Element position data:
===============

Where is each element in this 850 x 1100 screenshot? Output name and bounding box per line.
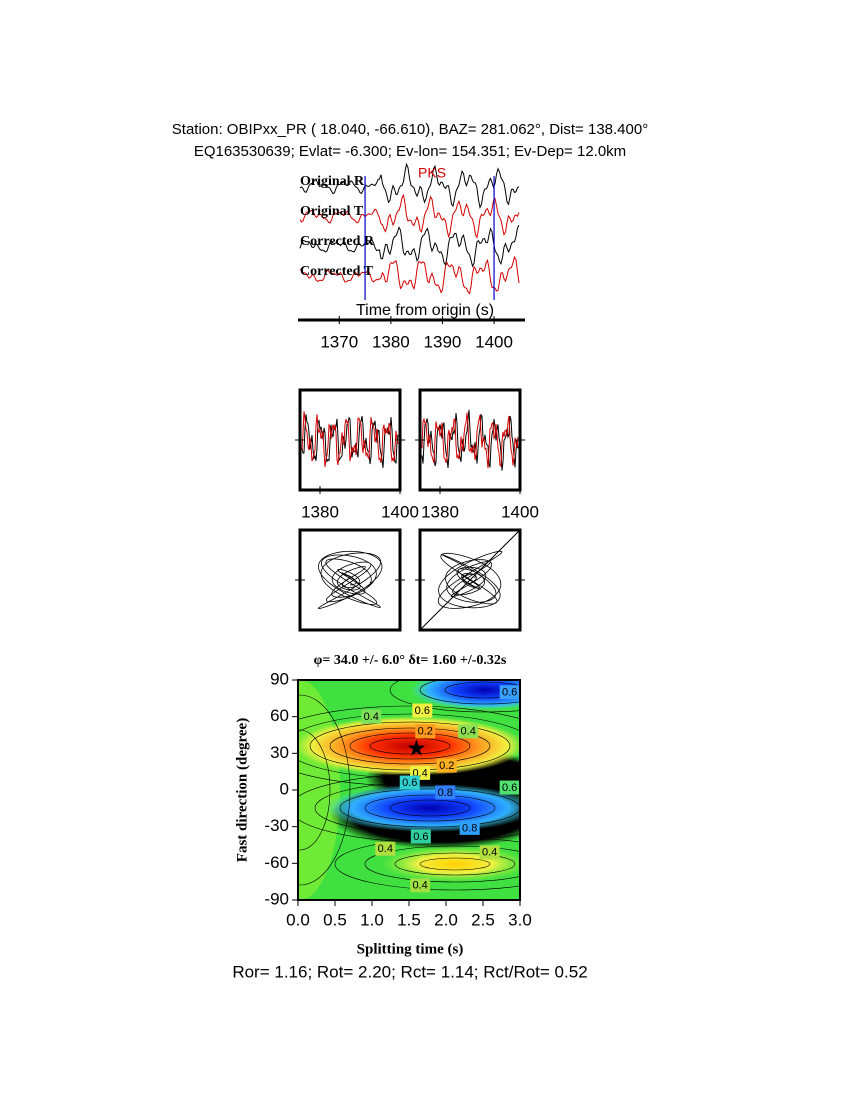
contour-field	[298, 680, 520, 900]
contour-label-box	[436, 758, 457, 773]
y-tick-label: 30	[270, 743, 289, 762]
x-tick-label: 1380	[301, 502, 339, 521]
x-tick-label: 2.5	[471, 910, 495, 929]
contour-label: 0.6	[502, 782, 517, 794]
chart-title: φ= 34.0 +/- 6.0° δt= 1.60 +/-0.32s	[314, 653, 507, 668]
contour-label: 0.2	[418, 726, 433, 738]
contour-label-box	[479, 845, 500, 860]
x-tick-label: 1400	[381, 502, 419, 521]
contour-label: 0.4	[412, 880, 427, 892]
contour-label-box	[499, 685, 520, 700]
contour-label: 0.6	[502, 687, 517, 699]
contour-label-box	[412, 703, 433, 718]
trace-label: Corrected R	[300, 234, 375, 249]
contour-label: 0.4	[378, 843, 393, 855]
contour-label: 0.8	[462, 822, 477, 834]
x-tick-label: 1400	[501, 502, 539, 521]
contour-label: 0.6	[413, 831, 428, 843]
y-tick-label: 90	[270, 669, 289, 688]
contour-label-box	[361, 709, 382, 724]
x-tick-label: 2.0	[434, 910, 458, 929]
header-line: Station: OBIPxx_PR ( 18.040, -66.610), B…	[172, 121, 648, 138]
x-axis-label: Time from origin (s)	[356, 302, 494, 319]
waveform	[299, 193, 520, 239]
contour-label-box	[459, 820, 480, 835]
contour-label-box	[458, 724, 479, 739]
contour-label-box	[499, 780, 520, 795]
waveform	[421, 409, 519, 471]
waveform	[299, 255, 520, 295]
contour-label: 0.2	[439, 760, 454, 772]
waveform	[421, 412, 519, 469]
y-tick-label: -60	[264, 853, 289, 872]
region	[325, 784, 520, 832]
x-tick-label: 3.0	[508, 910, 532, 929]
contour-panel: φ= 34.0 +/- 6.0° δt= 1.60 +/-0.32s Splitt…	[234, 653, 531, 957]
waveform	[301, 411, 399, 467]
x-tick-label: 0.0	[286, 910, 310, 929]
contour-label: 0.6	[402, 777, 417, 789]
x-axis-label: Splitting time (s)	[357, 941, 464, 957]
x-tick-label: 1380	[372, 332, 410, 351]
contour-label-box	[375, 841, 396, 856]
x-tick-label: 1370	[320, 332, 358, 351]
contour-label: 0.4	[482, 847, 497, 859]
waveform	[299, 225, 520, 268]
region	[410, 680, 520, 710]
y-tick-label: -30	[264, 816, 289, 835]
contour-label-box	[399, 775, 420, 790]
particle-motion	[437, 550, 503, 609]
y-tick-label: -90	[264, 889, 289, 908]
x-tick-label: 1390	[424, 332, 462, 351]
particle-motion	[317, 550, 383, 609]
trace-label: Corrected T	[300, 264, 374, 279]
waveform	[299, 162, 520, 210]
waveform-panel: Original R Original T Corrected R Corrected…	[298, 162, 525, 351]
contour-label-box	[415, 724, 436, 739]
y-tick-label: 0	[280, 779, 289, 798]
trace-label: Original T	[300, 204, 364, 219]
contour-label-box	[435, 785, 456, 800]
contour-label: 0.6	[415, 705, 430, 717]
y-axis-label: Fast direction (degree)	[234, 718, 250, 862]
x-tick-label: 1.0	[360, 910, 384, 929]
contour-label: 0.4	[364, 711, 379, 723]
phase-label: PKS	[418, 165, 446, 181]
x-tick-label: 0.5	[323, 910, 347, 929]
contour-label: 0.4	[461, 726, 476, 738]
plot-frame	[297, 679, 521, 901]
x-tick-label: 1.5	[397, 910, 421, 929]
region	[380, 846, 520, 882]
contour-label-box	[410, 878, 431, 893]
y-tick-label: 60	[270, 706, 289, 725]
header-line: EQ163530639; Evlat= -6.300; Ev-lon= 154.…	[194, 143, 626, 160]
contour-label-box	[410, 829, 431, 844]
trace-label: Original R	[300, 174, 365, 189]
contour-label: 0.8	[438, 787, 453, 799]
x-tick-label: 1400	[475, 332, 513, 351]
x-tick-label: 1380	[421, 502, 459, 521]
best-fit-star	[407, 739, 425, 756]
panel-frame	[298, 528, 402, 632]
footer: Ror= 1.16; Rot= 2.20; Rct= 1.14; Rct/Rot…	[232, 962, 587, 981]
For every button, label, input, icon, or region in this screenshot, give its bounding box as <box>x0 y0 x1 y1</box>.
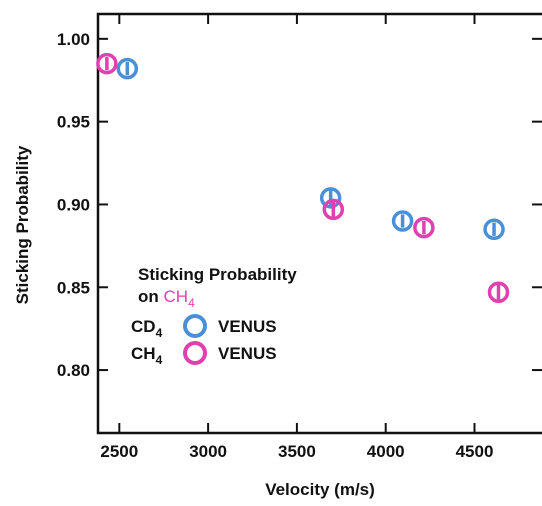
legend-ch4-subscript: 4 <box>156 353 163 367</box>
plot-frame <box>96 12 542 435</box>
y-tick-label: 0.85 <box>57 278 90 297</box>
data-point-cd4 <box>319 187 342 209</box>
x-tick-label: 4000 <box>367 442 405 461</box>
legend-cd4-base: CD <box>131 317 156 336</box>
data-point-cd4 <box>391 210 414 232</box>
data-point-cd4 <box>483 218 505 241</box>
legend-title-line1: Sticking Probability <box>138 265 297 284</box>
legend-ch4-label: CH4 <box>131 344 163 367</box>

===============

● **Directive**:
Reproduce every line of the records above verbatim, leaving out the pictures.

● **Task response**:
Where is each element in this 850 x 1100 screenshot? Output name and bounding box per line.
contour-field	[298, 680, 520, 900]
contour-label-box	[436, 758, 457, 773]
y-tick-label: 30	[270, 743, 289, 762]
x-tick-label: 1380	[301, 502, 339, 521]
x-tick-label: 2.5	[471, 910, 495, 929]
contour-label: 0.6	[502, 782, 517, 794]
chart-title: φ= 34.0 +/- 6.0° δt= 1.60 +/-0.32s	[314, 653, 507, 668]
contour-label: 0.2	[418, 726, 433, 738]
contour-label-box	[479, 845, 500, 860]
x-tick-label: 1400	[381, 502, 419, 521]
contour-label: 0.4	[412, 880, 427, 892]
contour-label-box	[499, 685, 520, 700]
contour-label: 0.6	[502, 687, 517, 699]
contour-label-box	[412, 703, 433, 718]
trace-label: Corrected R	[300, 234, 375, 249]
contour-label: 0.4	[378, 843, 393, 855]
contour-label: 0.8	[462, 822, 477, 834]
x-tick-label: 1400	[501, 502, 539, 521]
contour-label: 0.6	[413, 831, 428, 843]
y-tick-label: 90	[270, 669, 289, 688]
contour-label-box	[361, 709, 382, 724]
x-tick-label: 2.0	[434, 910, 458, 929]
header-line: Station: OBIPxx_PR ( 18.040, -66.610), B…	[172, 121, 648, 138]
x-axis-label: Time from origin (s)	[356, 302, 494, 319]
waveform	[299, 193, 520, 239]
contour-label-box	[459, 820, 480, 835]
contour-label-box	[458, 724, 479, 739]
contour-label-box	[499, 780, 520, 795]
waveform	[421, 409, 519, 471]
waveform	[299, 255, 520, 295]
contour-label: 0.2	[439, 760, 454, 772]
waveform	[421, 412, 519, 469]
y-tick-label: -60	[264, 853, 289, 872]
region	[325, 784, 520, 832]
x-tick-label: 3.0	[508, 910, 532, 929]
contour-panel: φ= 34.0 +/- 6.0° δt= 1.60 +/-0.32s Splitt…	[234, 653, 531, 957]
waveform	[301, 411, 399, 467]
x-tick-label: 0.0	[286, 910, 310, 929]
contour-label: 0.6	[402, 777, 417, 789]
x-axis-label: Splitting time (s)	[357, 941, 464, 957]
x-tick-label: 1380	[372, 332, 410, 351]
contour-label-box	[375, 841, 396, 856]
x-tick-label: 1370	[320, 332, 358, 351]
contour-label: 0.4	[482, 847, 497, 859]
waveform	[299, 225, 520, 268]
region	[410, 680, 520, 710]
y-tick-label: -30	[264, 816, 289, 835]
contour-label-box	[399, 775, 420, 790]
particle-motion	[437, 550, 503, 609]
y-tick-label: -90	[264, 889, 289, 908]
x-tick-label: 1390	[424, 332, 462, 351]
particle-motion	[317, 550, 383, 609]
trace-label: Corrected T	[300, 264, 374, 279]
waveform	[299, 162, 520, 210]
waveform-panel: Original R Original T Corrected R Corrected…	[298, 162, 525, 351]
contour-label-box	[415, 724, 436, 739]
y-tick-label: 0	[280, 779, 289, 798]
trace-label: Original T	[300, 204, 364, 219]
contour-label-box	[435, 785, 456, 800]
contour-label: 0.6	[415, 705, 430, 717]
y-axis-label: Fast direction (degree)	[234, 718, 250, 862]
x-tick-label: 1.0	[360, 910, 384, 929]
contour-label: 0.4	[364, 711, 379, 723]
phase-label: PKS	[418, 165, 446, 181]
x-tick-label: 0.5	[323, 910, 347, 929]
contour-label: 0.4	[461, 726, 476, 738]
plot-frame	[297, 679, 521, 901]
x-tick-label: 1.5	[397, 910, 421, 929]
region	[380, 846, 520, 882]
contour-label-box	[410, 878, 431, 893]
y-tick-label: 60	[270, 706, 289, 725]
header-line: EQ163530639; Evlat= -6.300; Ev-lon= 154.…	[194, 143, 626, 160]
contour-label-box	[410, 829, 431, 844]
trace-label: Original R	[300, 174, 365, 189]
contour-label: 0.8	[438, 787, 453, 799]
x-tick-label: 1400	[475, 332, 513, 351]
x-tick-label: 1380	[421, 502, 459, 521]
best-fit-star	[407, 739, 425, 756]
panel-frame	[298, 528, 402, 632]
footer: Ror= 1.16; Rot= 2.20; Rct= 1.14; Rct/Rot…	[232, 962, 587, 981]
For every button, label, input, icon, or region in this screenshot, give its bounding box as <box>x0 y0 x1 y1</box>.
legend-ch4-subscript: 4 <box>156 353 163 367</box>
plot-frame <box>96 12 542 435</box>
y-tick-label: 0.85 <box>57 278 90 297</box>
data-point-cd4 <box>319 187 342 209</box>
x-tick-label: 4000 <box>367 442 405 461</box>
legend-cd4-base: CD <box>131 317 156 336</box>
data-point-cd4 <box>391 210 414 232</box>
data-point-cd4 <box>483 218 505 241</box>
legend-title-line1: Sticking Probability <box>138 265 297 284</box>
legend-ch4-label: CH4 <box>131 344 163 367</box>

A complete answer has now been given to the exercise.